══ Material supplied

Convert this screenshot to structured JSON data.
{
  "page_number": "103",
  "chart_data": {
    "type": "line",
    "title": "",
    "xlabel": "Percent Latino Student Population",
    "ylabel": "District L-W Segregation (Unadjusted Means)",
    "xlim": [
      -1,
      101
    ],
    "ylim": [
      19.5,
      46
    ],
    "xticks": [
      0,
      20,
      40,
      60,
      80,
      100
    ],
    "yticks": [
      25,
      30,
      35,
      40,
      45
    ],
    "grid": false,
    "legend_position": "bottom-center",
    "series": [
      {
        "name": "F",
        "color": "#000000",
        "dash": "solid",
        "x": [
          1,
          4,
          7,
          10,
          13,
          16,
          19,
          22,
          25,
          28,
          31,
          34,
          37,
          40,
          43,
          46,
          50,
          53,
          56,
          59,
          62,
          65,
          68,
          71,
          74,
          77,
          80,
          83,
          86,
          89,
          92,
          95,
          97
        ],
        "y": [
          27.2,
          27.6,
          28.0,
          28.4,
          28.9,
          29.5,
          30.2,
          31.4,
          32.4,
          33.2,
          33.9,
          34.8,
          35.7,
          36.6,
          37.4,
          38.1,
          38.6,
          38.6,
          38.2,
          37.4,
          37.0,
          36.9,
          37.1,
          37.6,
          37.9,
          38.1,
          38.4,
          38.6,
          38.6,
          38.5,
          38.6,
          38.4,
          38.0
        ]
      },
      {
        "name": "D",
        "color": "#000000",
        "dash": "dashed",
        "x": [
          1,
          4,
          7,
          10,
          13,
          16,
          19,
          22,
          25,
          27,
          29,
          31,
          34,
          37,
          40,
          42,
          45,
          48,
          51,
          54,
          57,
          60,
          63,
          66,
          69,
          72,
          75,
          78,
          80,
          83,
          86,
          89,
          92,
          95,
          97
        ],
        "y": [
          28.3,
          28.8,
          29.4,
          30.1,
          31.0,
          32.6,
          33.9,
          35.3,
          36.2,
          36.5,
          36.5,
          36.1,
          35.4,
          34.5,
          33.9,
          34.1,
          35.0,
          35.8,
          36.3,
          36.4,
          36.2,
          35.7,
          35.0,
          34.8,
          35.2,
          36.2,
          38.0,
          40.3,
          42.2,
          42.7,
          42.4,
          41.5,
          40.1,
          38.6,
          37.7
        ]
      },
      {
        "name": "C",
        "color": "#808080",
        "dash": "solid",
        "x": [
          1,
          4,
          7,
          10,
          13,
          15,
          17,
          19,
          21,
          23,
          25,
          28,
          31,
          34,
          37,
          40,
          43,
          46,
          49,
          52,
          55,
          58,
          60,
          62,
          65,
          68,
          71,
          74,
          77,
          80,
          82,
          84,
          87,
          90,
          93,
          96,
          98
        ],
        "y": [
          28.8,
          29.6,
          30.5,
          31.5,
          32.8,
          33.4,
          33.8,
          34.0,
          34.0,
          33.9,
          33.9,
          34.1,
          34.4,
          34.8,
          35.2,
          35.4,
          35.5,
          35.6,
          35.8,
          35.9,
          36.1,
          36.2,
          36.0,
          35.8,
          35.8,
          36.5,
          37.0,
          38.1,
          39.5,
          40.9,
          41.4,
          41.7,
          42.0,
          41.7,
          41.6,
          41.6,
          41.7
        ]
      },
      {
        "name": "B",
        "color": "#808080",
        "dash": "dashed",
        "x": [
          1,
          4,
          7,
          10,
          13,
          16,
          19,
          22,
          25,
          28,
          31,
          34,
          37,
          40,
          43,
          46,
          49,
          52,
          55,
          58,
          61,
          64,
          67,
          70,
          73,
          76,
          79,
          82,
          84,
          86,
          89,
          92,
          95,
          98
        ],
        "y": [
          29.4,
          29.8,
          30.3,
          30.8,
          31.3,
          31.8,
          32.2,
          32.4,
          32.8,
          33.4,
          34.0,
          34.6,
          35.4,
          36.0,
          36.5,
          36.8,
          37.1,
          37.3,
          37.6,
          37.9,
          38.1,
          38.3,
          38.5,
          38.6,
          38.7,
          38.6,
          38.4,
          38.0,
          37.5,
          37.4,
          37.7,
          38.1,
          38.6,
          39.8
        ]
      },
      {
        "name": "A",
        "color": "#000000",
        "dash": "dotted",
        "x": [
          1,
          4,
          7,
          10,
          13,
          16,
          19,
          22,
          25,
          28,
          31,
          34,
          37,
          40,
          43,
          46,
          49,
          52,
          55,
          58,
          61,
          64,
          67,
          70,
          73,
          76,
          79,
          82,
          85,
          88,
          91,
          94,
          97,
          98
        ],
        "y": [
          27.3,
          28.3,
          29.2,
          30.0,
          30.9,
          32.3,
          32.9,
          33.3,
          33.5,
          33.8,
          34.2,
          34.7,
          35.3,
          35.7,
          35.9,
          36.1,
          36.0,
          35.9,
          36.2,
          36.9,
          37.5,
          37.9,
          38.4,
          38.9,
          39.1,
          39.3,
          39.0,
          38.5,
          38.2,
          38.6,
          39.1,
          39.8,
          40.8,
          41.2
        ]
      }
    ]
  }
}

════

Problem details
Set down all of the records shown above once more, exactly.

Result
Convert this screenshot to structured JSON data.
{
  "page_number": "103",
  "chart_data": {
    "type": "line",
    "title": "",
    "xlabel": "Percent Latino Student Population",
    "ylabel": "District L-W Segregation (Unadjusted Means)",
    "xlim": [
      -1,
      101
    ],
    "ylim": [
      19.5,
      46
    ],
    "xticks": [
      0,
      20,
      40,
      60,
      80,
      100
    ],
    "yticks": [
      25,
      30,
      35,
      40,
      45
    ],
    "grid": false,
    "legend_position": "bottom-center",
    "series": [
      {
        "name": "F",
        "color": "#000000",
        "dash": "solid",
        "x": [
          1,
          4,
          7,
          10,
          13,
          16,
          19,
          22,
          25,
          28,
          31,
          34,
          37,
          40,
          43,
          46,
          50,
          53,
          56,
          59,
          62,
          65,
          68,
          71,
          74,
          77,
          80,
          83,
          86,
          89,
          92,
          95,
          97
        ],
        "y": [
          27.2,
          27.6,
          28.0,
          28.4,
          28.9,
          29.5,
          30.2,
          31.4,
          32.4,
          33.2,
          33.9,
          34.8,
          35.7,
          36.6,
          37.4,
          38.1,
          38.6,
          38.6,
          38.2,
          37.4,
          37.0,
          36.9,
          37.1,
          37.6,
          37.9,
          38.1,
          38.4,
          38.6,
          38.6,
          38.5,
          38.6,
          38.4,
          38.0
        ]
      },
      {
        "name": "D",
        "color": "#000000",
        "dash": "dashed",
        "x": [
          1,
          4,
          7,
          10,
          13,
          16,
          19,
          22,
          25,
          27,
          29,
          31,
          34,
          37,
          40,
          42,
          45,
          48,
          51,
          54,
          57,
          60,
          63,
          66,
          69,
          72,
          75,
          78,
          80,
          83,
          86,
          89,
          92,
          95,
          97
        ],
        "y": [
          28.3,
          28.8,
          29.4,
          30.1,
          31.0,
          32.6,
          33.9,
          35.3,
          36.2,
          36.5,
          36.5,
          36.1,
          35.4,
          34.5,
          33.9,
          34.1,
          35.0,
          35.8,
          36.3,
          36.4,
          36.2,
          35.7,
          35.0,
          34.8,
          35.2,
          36.2,
          38.0,
          40.3,
          42.2,
          42.7,
          42.4,
          41.5,
          40.1,
          38.6,
          37.7
        ]
      },
      {
        "name": "C",
        "color": "#808080",
        "dash": "solid",
        "x": [
          1,
          4,
          7,
          10,
          13,
          15,
          17,
          19,
          21,
          23,
          25,
          28,
          31,
          34,
          37,
          40,
          43,
          46,
          49,
          52,
          55,
          58,
          60,
          62,
          65,
          68,
          71,
          74,
          77,
          80,
          82,
          84,
          87,
          90,
          93,
          96,
          98
        ],
        "y": [
          28.8,
          29.6,
          30.5,
          31.5,
          32.8,
          33.4,
          33.8,
          34.0,
          34.0,
          33.9,
          33.9,
          34.1,
          34.4,
          34.8,
          35.2,
          35.4,
          35.5,
          35.6,
          35.8,
          35.9,
          36.1,
          36.2,
          36.0,
          35.8,
          35.8,
          36.5,
          37.0,
          38.1,
          39.5,
          40.9,
          41.4,
          41.7,
          42.0,
          41.7,
          41.6,
          41.6,
          41.7
        ]
      },
      {
        "name": "B",
        "color": "#808080",
        "dash": "dashed",
        "x": [
          1,
          4,
          7,
          10,
          13,
          16,
          19,
          22,
          25,
          28,
          31,
          34,
          37,
          40,
          43,
          46,
          49,
          52,
          55,
          58,
          61,
          64,
          67,
          70,
          73,
          76,
          79,
          82,
          84,
          86,
          89,
          92,
          95,
          98
        ],
        "y": [
          29.4,
          29.8,
          30.3,
          30.8,
          31.3,
          31.8,
          32.2,
          32.4,
          32.8,
          33.4,
          34.0,
          34.6,
          35.4,
          36.0,
          36.5,
          36.8,
          37.1,
          37.3,
          37.6,
          37.9,
          38.1,
          38.3,
          38.5,
          38.6,
          38.7,
          38.6,
          38.4,
          38.0,
          37.5,
          37.4,
          37.7,
          38.1,
          38.6,
          39.8
        ]
      },
      {
        "name": "A",
        "color": "#000000",
        "dash": "dotted",
        "x": [
          1,
          4,
          7,
          10,
          13,
          16,
          19,
          22,
          25,
          28,
          31,
          34,
          37,
          40,
          43,
          46,
          49,
          52,
          55,
          58,
          61,
          64,
          67,
          70,
          73,
          76,
          79,
          82,
          85,
          88,
          91,
          94,
          97,
          98
        ],
        "y": [
          27.3,
          28.3,
          29.2,
          30.0,
          30.9,
          32.3,
          32.9,
          33.3,
          33.5,
          33.8,
          34.2,
          34.7,
          35.3,
          35.7,
          35.9,
          36.1,
          36.0,
          35.9,
          36.2,
          36.9,
          37.5,
          37.9,
          38.4,
          38.9,
          39.1,
          39.3,
          39.0,
          38.5,
          38.2,
          38.6,
          39.1,
          39.8,
          40.8,
          41.2
        ]
      }
    ]
  }
}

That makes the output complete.